Set problem:
Set down each entry from the block beneath, exactly as written.

Extracted information:

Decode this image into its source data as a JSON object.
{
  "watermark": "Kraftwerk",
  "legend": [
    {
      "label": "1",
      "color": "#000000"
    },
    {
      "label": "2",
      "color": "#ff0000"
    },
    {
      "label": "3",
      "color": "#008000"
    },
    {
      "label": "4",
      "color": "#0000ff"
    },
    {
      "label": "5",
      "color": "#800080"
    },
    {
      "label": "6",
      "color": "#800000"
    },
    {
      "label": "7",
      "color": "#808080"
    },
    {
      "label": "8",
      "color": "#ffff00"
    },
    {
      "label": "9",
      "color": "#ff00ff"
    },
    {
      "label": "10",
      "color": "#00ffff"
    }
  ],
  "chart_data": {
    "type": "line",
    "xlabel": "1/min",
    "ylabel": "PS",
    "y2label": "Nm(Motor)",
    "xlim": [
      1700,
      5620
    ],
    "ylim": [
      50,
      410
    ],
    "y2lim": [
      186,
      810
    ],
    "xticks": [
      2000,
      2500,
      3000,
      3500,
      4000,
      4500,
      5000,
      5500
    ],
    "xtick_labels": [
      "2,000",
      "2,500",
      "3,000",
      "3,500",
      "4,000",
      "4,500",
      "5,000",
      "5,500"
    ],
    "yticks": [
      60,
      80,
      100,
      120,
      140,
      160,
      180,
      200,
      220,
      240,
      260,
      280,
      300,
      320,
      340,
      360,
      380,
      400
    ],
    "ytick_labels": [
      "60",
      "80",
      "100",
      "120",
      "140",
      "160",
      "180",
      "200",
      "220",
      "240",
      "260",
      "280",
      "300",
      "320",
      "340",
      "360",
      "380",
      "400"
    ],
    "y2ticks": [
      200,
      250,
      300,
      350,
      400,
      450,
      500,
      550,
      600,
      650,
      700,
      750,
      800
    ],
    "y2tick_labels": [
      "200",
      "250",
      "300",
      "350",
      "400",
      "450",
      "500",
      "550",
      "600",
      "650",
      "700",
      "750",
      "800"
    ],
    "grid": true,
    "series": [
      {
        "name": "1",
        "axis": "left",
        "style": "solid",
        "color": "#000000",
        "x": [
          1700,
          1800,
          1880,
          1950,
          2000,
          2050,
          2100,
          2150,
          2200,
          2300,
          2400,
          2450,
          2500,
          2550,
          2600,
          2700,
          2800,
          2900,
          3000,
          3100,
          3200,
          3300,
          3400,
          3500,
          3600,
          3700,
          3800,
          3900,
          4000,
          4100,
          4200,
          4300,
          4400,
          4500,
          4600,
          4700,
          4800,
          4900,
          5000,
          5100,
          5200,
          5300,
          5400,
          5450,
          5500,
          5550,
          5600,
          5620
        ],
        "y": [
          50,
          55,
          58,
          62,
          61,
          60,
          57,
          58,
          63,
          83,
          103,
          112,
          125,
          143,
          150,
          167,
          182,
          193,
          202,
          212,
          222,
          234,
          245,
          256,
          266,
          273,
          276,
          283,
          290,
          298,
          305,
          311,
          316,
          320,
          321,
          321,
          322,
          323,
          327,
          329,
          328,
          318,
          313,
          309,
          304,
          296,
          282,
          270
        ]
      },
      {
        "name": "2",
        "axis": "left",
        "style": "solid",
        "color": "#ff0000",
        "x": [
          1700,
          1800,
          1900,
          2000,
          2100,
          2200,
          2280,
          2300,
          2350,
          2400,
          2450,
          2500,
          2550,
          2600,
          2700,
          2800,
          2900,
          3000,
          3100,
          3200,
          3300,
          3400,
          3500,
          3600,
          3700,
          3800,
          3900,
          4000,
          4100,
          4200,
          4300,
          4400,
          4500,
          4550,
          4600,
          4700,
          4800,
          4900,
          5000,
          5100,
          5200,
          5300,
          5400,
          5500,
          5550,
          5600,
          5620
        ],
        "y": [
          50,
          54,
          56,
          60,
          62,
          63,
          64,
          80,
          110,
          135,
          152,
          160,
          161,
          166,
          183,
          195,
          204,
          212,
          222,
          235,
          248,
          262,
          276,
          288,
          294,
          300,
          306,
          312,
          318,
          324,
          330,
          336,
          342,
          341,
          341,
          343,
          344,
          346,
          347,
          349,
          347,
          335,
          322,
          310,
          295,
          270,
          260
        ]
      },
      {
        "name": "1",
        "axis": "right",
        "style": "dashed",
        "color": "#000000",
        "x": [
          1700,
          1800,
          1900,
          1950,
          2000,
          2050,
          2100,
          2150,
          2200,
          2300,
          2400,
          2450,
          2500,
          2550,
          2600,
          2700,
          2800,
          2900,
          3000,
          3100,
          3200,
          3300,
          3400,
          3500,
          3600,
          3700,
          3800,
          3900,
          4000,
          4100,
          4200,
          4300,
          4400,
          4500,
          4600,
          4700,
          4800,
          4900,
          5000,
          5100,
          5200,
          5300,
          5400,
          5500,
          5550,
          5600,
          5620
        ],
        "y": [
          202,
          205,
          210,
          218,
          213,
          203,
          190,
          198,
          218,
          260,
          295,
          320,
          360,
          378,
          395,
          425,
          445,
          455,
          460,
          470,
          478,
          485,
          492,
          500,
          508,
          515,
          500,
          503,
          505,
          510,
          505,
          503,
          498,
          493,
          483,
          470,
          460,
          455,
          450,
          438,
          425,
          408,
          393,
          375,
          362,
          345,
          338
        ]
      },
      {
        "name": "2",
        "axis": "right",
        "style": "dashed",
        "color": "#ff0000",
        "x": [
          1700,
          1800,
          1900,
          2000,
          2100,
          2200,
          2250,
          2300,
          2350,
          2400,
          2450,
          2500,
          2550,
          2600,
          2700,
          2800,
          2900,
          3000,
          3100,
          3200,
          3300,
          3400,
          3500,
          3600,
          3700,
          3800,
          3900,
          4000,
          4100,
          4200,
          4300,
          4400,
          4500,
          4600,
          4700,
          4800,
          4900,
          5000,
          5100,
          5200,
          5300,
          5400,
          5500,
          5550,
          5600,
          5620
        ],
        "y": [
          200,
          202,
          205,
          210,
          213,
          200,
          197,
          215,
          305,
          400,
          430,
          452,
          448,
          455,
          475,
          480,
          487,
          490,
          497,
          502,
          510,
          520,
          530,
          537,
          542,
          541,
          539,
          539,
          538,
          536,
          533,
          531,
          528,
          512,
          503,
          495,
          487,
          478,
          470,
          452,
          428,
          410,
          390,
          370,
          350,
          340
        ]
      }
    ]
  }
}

Answer to the task:
Decode this image into its source data as a JSON object.
{
  "watermark": "Kraftwerk",
  "legend": [
    {
      "label": "1",
      "color": "#000000"
    },
    {
      "label": "2",
      "color": "#ff0000"
    },
    {
      "label": "3",
      "color": "#008000"
    },
    {
      "label": "4",
      "color": "#0000ff"
    },
    {
      "label": "5",
      "color": "#800080"
    },
    {
      "label": "6",
      "color": "#800000"
    },
    {
      "label": "7",
      "color": "#808080"
    },
    {
      "label": "8",
      "color": "#ffff00"
    },
    {
      "label": "9",
      "color": "#ff00ff"
    },
    {
      "label": "10",
      "color": "#00ffff"
    }
  ],
  "chart_data": {
    "type": "line",
    "xlabel": "1/min",
    "ylabel": "PS",
    "y2label": "Nm(Motor)",
    "xlim": [
      1700,
      5620
    ],
    "ylim": [
      50,
      410
    ],
    "y2lim": [
      186,
      810
    ],
    "xticks": [
      2000,
      2500,
      3000,
      3500,
      4000,
      4500,
      5000,
      5500
    ],
    "xtick_labels": [
      "2,000",
      "2,500",
      "3,000",
      "3,500",
      "4,000",
      "4,500",
      "5,000",
      "5,500"
    ],
    "yticks": [
      60,
      80,
      100,
      120,
      140,
      160,
      180,
      200,
      220,
      240,
      260,
      280,
      300,
      320,
      340,
      360,
      380,
      400
    ],
    "ytick_labels": [
      "60",
      "80",
      "100",
      "120",
      "140",
      "160",
      "180",
      "200",
      "220",
      "240",
      "260",
      "280",
      "300",
      "320",
      "340",
      "360",
      "380",
      "400"
    ],
    "y2ticks": [
      200,
      250,
      300,
      350,
      400,
      450,
      500,
      550,
      600,
      650,
      700,
      750,
      800
    ],
    "y2tick_labels": [
      "200",
      "250",
      "300",
      "350",
      "400",
      "450",
      "500",
      "550",
      "600",
      "650",
      "700",
      "750",
      "800"
    ],
    "grid": true,
    "series": [
      {
        "name": "1",
        "axis": "left",
        "style": "solid",
        "color": "#000000",
        "x": [
          1700,
          1800,
          1880,
          1950,
          2000,
          2050,
          2100,
          2150,
          2200,
          2300,
          2400,
          2450,
          2500,
          2550,
          2600,
          2700,
          2800,
          2900,
          3000,
          3100,
          3200,
          3300,
          3400,
          3500,
          3600,
          3700,
          3800,
          3900,
          4000,
          4100,
          4200,
          4300,
          4400,
          4500,
          4600,
          4700,
          4800,
          4900,
          5000,
          5100,
          5200,
          5300,
          5400,
          5450,
          5500,
          5550,
          5600,
          5620
        ],
        "y": [
          50,
          55,
          58,
          62,
          61,
          60,
          57,
          58,
          63,
          83,
          103,
          112,
          125,
          143,
          150,
          167,
          182,
          193,
          202,
          212,
          222,
          234,
          245,
          256,
          266,
          273,
          276,
          283,
          290,
          298,
          305,
          311,
          316,
          320,
          321,
          321,
          322,
          323,
          327,
          329,
          328,
          318,
          313,
          309,
          304,
          296,
          282,
          270
        ]
      },
      {
        "name": "2",
        "axis": "left",
        "style": "solid",
        "color": "#ff0000",
        "x": [
          1700,
          1800,
          1900,
          2000,
          2100,
          2200,
          2280,
          2300,
          2350,
          2400,
          2450,
          2500,
          2550,
          2600,
          2700,
          2800,
          2900,
          3000,
          3100,
          3200,
          3300,
          3400,
          3500,
          3600,
          3700,
          3800,
          3900,
          4000,
          4100,
          4200,
          4300,
          4400,
          4500,
          4550,
          4600,
          4700,
          4800,
          4900,
          5000,
          5100,
          5200,
          5300,
          5400,
          5500,
          5550,
          5600,
          5620
        ],
        "y": [
          50,
          54,
          56,
          60,
          62,
          63,
          64,
          80,
          110,
          135,
          152,
          160,
          161,
          166,
          183,
          195,
          204,
          212,
          222,
          235,
          248,
          262,
          276,
          288,
          294,
          300,
          306,
          312,
          318,
          324,
          330,
          336,
          342,
          341,
          341,
          343,
          344,
          346,
          347,
          349,
          347,
          335,
          322,
          310,
          295,
          270,
          260
        ]
      },
      {
        "name": "1",
        "axis": "right",
        "style": "dashed",
        "color": "#000000",
        "x": [
          1700,
          1800,
          1900,
          1950,
          2000,
          2050,
          2100,
          2150,
          2200,
          2300,
          2400,
          2450,
          2500,
          2550,
          2600,
          2700,
          2800,
          2900,
          3000,
          3100,
          3200,
          3300,
          3400,
          3500,
          3600,
          3700,
          3800,
          3900,
          4000,
          4100,
          4200,
          4300,
          4400,
          4500,
          4600,
          4700,
          4800,
          4900,
          5000,
          5100,
          5200,
          5300,
          5400,
          5500,
          5550,
          5600,
          5620
        ],
        "y": [
          202,
          205,
          210,
          218,
          213,
          203,
          190,
          198,
          218,
          260,
          295,
          320,
          360,
          378,
          395,
          425,
          445,
          455,
          460,
          470,
          478,
          485,
          492,
          500,
          508,
          515,
          500,
          503,
          505,
          510,
          505,
          503,
          498,
          493,
          483,
          470,
          460,
          455,
          450,
          438,
          425,
          408,
          393,
          375,
          362,
          345,
          338
        ]
      },
      {
        "name": "2",
        "axis": "right",
        "style": "dashed",
        "color": "#ff0000",
        "x": [
          1700,
          1800,
          1900,
          2000,
          2100,
          2200,
          2250,
          2300,
          2350,
          2400,
          2450,
          2500,
          2550,
          2600,
          2700,
          2800,
          2900,
          3000,
          3100,
          3200,
          3300,
          3400,
          3500,
          3600,
          3700,
          3800,
          3900,
          4000,
          4100,
          4200,
          4300,
          4400,
          4500,
          4600,
          4700,
          4800,
          4900,
          5000,
          5100,
          5200,
          5300,
          5400,
          5500,
          5550,
          5600,
          5620
        ],
        "y": [
          200,
          202,
          205,
          210,
          213,
          200,
          197,
          215,
          305,
          400,
          430,
          452,
          448,
          455,
          475,
          480,
          487,
          490,
          497,
          502,
          510,
          520,
          530,
          537,
          542,
          541,
          539,
          539,
          538,
          536,
          533,
          531,
          528,
          512,
          503,
          495,
          487,
          478,
          470,
          452,
          428,
          410,
          390,
          370,
          350,
          340
        ]
      }
    ]
  }
}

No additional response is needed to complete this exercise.